* BEGIN Record set *

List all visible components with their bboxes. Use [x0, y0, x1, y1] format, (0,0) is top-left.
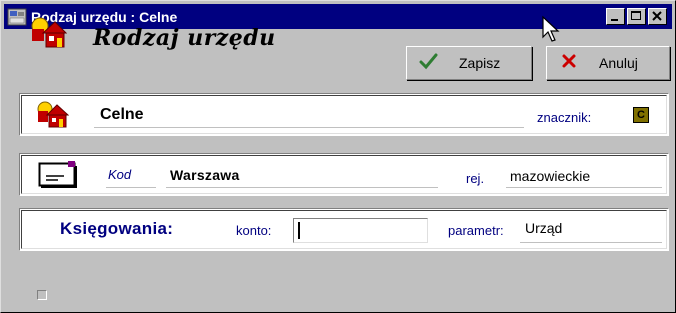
address-panel: Kod Warszawa rej. mazowieckie	[19, 153, 669, 196]
account-label: konto:	[236, 223, 272, 238]
save-button-label: Zapisz	[459, 55, 501, 71]
envelope-icon	[38, 159, 80, 189]
office-building-icon	[29, 15, 68, 49]
city-field[interactable]: Warszawa	[170, 167, 240, 183]
accounting-title: Księgowania:	[60, 219, 174, 238]
account-input[interactable]	[293, 218, 428, 243]
tag-label: znacznik:	[537, 110, 592, 125]
parameter-label: parametr:	[448, 223, 504, 238]
cancel-button-label: Anuluj	[599, 55, 638, 71]
cancel-x-icon	[557, 53, 581, 74]
save-button[interactable]: Zapisz	[406, 46, 532, 80]
close-icon[interactable]	[648, 8, 667, 25]
office-building-icon	[35, 100, 70, 128]
accounting-panel: Księgowania: konto: parametr: Urząd	[19, 208, 669, 251]
mouse-cursor-icon	[541, 15, 561, 43]
record-name[interactable]: Celne	[100, 106, 144, 124]
parameter-field[interactable]: Urząd	[525, 220, 562, 236]
region-label: rej.	[466, 171, 485, 186]
postal-code-label: Kod	[108, 167, 132, 182]
tag-badge[interactable]: C	[633, 107, 649, 123]
status-checkbox[interactable]	[37, 290, 47, 300]
maximize-icon[interactable]	[627, 8, 646, 25]
checkmark-icon	[417, 52, 441, 75]
page-title: Rodzaj urzędu	[93, 25, 276, 51]
window: Rodzaj urzędu : Celne Rodzaj urzędu Zapi…	[0, 0, 676, 313]
record-panel: Celne znacznik: C	[19, 93, 669, 136]
minimize-icon[interactable]	[606, 8, 625, 25]
text-caret	[298, 222, 300, 239]
cancel-button[interactable]: Anuluj	[546, 46, 670, 80]
region-field[interactable]: mazowieckie	[510, 168, 590, 184]
app-icon	[7, 8, 27, 26]
window-controls	[606, 8, 667, 25]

* END Record set *

Work to be completed: Please rewrite all the entries above, changing "office-building-icon" to "building-icon" and keeping everything else the same. Omit the pictures from your answer.

Finished exercise:
List all visible components with their bboxes. Use [x0, y0, x1, y1] format, (0,0) is top-left.
address-panel: Kod Warszawa rej. mazowieckie	[19, 153, 669, 196]
account-label: konto:	[236, 223, 272, 238]
save-button-label: Zapisz	[459, 55, 501, 71]
envelope-icon	[38, 159, 80, 189]
building-icon	[29, 15, 68, 49]
city-field[interactable]: Warszawa	[170, 167, 240, 183]
accounting-title: Księgowania:	[60, 219, 174, 238]
account-input[interactable]	[293, 218, 428, 243]
tag-label: znacznik:	[537, 110, 592, 125]
parameter-label: parametr:	[448, 223, 504, 238]
cancel-button-label: Anuluj	[599, 55, 638, 71]
cancel-x-icon	[557, 53, 581, 74]
save-button[interactable]: Zapisz	[406, 46, 532, 80]
close-icon[interactable]	[648, 8, 667, 25]
building-icon	[35, 100, 70, 128]
accounting-panel: Księgowania: konto: parametr: Urząd	[19, 208, 669, 251]
mouse-cursor-icon	[541, 15, 561, 43]
record-name[interactable]: Celne	[100, 106, 144, 124]
parameter-field[interactable]: Urząd	[525, 220, 562, 236]
region-label: rej.	[466, 171, 485, 186]
postal-code-label: Kod	[108, 167, 132, 182]
tag-badge[interactable]: C	[633, 107, 649, 123]
status-checkbox[interactable]	[37, 290, 47, 300]
maximize-icon[interactable]	[627, 8, 646, 25]
checkmark-icon	[417, 52, 441, 75]
page-title: Rodzaj urzędu	[93, 25, 276, 51]
window: Rodzaj urzędu : Celne Rodzaj urzędu Zapi…	[0, 0, 676, 313]
record-panel: Celne znacznik: C	[19, 93, 669, 136]
minimize-icon[interactable]	[606, 8, 625, 25]
text-caret	[298, 222, 300, 239]
cancel-button[interactable]: Anuluj	[546, 46, 670, 80]
region-field[interactable]: mazowieckie	[510, 168, 590, 184]
app-icon	[7, 8, 27, 26]
window-controls	[606, 8, 667, 25]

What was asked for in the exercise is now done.